TASKS TO PERFORM
1) In the text on hospice violence prevention, when should the assessment of risks in the home begin?
2) For each statement below, say whether it agrees with the text on hospice violence prevention, and quote the words that decide it.
(a) Hunter is a professor of psychiatric nursing at Eastern Kentucky University.
(b) OSHA's basic elements include a written program for job safety and security.
(c) A client's reluctance to agree to a "no-harm contract" is described as a minor concern.
3) Proceed with the text on hospice violence prevention, writing on from its last sentence.

TEXT BLOCK
┄┄┄┄┄┄┄┄┄┄
Although assaults such as the murder of Edna Hooks may be difficult to anticipate, hospice managers owe it to their agencies’ precious human resources to adopt a risk-management approach to violence prevention in the home setting. An effective violence prevention program, according to OSHA, includes these basic elements:
• management commitment, with employee involvement;
• a written program for job safety and security;
• step-by-step, common-sense work-site analysis;
• hazard prevention and control;
• safety and health training and education.
(Some of OSHA’s recommendations for field-based workers are found in the box on p. 30.)
A more comprehensive approach is detailed in a recent article in Home Healthcare Nurse.1 Author Ella Hunter, PhD, RN, professor of psychiatric nursing at Eastern Kentucky University in Richmond, argues that "an effective violence prevention program requires the client’s willingness to provide a safe environment and the home care worker’s ability to assess for potential risks in this environment." This assessment should begin from the moment a referral is made.
Hunter has developed an "Aggression Toward Others Assessment Scale" to identify low, moderate, and high risk of violent behavior. If the patient and family are identified as high-risk, various procedures would automatically be followed, such as consulting with supervisors prior to making a visit, arranging for another person to be present, or asking the client to agree to a "no-harm contract." The client’s reluctance to do so is itself a significant risk factor, she states.
┄┄┄┄┄┄┄┄┄┄
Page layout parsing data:

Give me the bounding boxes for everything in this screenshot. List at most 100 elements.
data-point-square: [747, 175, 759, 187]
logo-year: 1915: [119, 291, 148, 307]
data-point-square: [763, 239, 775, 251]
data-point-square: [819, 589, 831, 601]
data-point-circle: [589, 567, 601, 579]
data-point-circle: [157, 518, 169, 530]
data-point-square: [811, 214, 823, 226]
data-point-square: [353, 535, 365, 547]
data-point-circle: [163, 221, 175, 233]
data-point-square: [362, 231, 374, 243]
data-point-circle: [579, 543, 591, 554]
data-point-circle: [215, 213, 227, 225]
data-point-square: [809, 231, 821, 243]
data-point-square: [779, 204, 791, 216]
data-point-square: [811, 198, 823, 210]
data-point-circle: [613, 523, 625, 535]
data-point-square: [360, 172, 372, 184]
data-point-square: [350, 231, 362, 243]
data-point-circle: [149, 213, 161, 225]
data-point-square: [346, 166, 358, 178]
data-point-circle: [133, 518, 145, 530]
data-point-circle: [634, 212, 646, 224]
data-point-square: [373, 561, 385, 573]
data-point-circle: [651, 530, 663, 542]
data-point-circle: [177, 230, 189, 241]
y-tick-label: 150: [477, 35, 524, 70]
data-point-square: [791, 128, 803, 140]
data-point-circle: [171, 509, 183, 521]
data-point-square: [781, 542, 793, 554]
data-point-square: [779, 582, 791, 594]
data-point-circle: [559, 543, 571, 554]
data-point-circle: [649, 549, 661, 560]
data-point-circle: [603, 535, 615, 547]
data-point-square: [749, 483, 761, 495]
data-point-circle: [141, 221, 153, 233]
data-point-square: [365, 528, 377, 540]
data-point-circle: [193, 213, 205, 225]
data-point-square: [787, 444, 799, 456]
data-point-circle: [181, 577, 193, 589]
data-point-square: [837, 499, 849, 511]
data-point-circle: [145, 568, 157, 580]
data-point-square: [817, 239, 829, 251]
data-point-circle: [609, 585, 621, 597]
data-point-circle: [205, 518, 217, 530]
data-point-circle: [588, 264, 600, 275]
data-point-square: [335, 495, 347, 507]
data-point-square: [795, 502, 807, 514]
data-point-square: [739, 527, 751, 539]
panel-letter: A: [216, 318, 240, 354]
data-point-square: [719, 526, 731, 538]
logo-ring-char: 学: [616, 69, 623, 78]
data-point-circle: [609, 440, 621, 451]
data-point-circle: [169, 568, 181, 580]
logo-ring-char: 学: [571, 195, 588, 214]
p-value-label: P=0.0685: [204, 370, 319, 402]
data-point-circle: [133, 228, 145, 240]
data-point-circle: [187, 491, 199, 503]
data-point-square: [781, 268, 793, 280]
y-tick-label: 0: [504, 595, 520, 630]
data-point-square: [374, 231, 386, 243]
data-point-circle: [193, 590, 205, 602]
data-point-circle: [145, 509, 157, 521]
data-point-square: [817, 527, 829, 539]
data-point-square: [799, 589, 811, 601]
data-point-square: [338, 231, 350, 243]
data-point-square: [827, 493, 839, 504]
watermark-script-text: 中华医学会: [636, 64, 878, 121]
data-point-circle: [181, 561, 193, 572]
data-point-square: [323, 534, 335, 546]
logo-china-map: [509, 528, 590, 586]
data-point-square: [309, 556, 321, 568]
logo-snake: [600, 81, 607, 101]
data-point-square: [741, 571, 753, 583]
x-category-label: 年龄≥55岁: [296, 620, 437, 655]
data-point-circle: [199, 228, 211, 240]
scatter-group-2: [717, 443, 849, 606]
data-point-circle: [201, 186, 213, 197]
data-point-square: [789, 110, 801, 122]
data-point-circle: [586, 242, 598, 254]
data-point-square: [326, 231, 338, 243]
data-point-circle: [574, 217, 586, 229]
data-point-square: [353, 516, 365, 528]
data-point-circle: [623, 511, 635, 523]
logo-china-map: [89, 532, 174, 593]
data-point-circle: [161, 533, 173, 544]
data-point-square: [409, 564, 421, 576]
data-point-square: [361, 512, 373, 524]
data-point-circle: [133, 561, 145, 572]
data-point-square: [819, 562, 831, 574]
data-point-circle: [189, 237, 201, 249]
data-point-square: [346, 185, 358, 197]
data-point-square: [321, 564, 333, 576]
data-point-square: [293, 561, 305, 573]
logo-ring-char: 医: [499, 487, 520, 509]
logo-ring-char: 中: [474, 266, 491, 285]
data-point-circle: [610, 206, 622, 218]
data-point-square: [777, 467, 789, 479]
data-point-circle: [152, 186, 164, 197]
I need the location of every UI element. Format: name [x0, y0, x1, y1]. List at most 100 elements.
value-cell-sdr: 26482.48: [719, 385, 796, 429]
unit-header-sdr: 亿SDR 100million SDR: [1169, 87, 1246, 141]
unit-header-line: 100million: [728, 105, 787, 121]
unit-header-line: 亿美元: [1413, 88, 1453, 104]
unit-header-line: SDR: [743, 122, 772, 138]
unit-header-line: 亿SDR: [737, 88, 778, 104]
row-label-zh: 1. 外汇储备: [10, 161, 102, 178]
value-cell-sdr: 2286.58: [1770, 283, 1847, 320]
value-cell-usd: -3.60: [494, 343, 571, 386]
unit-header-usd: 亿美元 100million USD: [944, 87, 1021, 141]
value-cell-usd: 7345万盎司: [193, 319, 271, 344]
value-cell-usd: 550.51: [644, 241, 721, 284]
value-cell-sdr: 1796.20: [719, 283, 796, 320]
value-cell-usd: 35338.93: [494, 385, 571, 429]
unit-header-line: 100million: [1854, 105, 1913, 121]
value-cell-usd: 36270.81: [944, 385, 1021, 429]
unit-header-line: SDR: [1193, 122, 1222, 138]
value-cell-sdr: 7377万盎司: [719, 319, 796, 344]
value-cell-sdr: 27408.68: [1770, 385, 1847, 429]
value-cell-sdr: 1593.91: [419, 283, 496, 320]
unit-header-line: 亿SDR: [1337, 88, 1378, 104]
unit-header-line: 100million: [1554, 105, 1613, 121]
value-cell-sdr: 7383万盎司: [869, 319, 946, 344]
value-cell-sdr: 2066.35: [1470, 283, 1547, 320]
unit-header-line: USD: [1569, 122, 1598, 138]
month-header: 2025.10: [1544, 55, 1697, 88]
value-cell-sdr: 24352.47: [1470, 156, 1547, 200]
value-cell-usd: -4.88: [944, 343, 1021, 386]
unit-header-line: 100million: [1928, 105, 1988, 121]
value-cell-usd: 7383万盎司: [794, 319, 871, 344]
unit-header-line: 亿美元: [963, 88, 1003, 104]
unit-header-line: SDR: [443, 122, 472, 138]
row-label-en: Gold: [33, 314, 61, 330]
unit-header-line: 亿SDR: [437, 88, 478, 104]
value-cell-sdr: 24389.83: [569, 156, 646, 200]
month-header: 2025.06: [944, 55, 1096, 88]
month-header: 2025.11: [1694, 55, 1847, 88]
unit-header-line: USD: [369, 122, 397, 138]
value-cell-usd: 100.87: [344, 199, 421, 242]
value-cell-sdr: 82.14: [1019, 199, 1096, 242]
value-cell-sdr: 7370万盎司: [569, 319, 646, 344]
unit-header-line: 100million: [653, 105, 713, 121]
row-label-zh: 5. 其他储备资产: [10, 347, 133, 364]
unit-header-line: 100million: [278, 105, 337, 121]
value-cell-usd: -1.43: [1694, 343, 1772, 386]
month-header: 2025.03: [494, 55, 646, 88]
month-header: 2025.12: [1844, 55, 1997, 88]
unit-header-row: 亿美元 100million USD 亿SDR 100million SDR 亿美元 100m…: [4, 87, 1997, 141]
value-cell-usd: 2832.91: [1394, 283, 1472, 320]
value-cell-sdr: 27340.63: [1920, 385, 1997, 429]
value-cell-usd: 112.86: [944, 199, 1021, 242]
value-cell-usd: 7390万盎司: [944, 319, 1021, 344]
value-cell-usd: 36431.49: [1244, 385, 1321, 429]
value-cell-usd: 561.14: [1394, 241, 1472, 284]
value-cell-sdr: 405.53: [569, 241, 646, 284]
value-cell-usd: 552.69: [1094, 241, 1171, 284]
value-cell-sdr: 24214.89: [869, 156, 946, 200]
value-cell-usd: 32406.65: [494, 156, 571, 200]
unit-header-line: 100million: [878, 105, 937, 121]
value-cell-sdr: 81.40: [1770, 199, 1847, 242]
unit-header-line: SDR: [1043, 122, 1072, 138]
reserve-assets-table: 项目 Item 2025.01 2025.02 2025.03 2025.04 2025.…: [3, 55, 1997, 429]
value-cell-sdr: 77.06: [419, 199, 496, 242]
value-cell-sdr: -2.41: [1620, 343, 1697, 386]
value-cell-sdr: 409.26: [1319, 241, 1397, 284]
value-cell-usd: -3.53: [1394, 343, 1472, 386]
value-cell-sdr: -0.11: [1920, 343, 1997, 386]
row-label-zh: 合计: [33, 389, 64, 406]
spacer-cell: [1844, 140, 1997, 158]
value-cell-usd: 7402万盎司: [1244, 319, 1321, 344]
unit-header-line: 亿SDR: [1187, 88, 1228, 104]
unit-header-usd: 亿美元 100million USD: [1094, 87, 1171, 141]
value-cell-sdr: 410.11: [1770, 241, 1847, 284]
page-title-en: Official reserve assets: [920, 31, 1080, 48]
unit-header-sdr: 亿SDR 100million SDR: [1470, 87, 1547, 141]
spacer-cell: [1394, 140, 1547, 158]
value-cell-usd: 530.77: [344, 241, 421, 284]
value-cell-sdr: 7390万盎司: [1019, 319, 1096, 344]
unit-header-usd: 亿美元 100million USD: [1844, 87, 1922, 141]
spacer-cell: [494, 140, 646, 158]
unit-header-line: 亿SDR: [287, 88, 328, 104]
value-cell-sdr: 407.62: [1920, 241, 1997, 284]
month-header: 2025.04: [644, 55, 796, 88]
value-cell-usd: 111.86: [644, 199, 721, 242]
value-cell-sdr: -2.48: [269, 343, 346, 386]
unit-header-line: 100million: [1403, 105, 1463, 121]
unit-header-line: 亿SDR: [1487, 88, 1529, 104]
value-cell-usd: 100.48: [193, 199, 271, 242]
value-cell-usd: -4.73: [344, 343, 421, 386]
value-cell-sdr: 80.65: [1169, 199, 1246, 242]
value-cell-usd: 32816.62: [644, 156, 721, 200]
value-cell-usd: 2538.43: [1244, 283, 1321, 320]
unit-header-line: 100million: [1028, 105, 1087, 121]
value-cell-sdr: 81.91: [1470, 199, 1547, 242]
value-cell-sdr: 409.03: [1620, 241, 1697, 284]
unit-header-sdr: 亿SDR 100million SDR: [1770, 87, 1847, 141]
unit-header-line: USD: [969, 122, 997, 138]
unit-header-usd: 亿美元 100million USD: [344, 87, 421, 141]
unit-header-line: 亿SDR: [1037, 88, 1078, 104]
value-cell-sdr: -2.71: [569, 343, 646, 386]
┄┄┄┄┄┄┄┄┄┄
ANSWERS BY ITEM NUMBER
1) It should begin from the moment a referral is made.

2)
(a) Yes: "professor of psychiatric nursing at Eastern Kentucky University in Richmond"
(b) Yes: "a written program for job safety and security"
(c) No: "The client’s reluctance to do so is itself a significant risk factor"

3)
Other recommendations for hospice managers, culled from interviews, OSHA documents, and a September 1996 article in American Health Consultants’ Homecare Education Management newsletter, include:
1. Bring potential problem situations to team meetings for group assessment and problem solving.
2. Watch for "red flags" indicating that something isn’t right, such as frequent turnover of aides on a case.
3. Teach case managers to trust aides when they report incidents.
4. Teach staff about sexual harassment and about assessing domestic violence in the home. Take every report seriously.
5. Investigate providing self-contained burglar or "panic alarms," noise-making devices, or pepper spray for staff.
6. Emphasize reporting and documentation of all incidents.
7. Instruct staff in how to recognize potentially dangerous situations, and use role-playing techniques to teach assertiveness.
8. Keep close track of home-based staff members’ schedules. Make sure someone at the agency knows where they are and when they are expected to return.
9. Make available critical incident stress debriefing sessions and post-trauma counseling for staff who have been assaulted.
10. Don’t forget your patient care volunteers in safety prevention programs.
But most of all, emphasize that staff need to protect themselves first, to leave unsafe situations immediately, or to call the police when situations in the home become violent. "Just empower your employees to determine whether or not it’s safe to go," OSHA’s Handelman insists. "One home care nurse told me about a time when she felt really uneasy, and she called back to the office. She was told, We’re responsible to make the visit. If you can’t do it, we’ll get somebody else,’" she relates. Handelman preaches the mentality: "If you feel unsafe, you probably are. Back up and re-evaluate."
Reference
1. Hunter E. Violence prevention in the home health setting. Home Healthcare Nurse 1997; 15:403-409.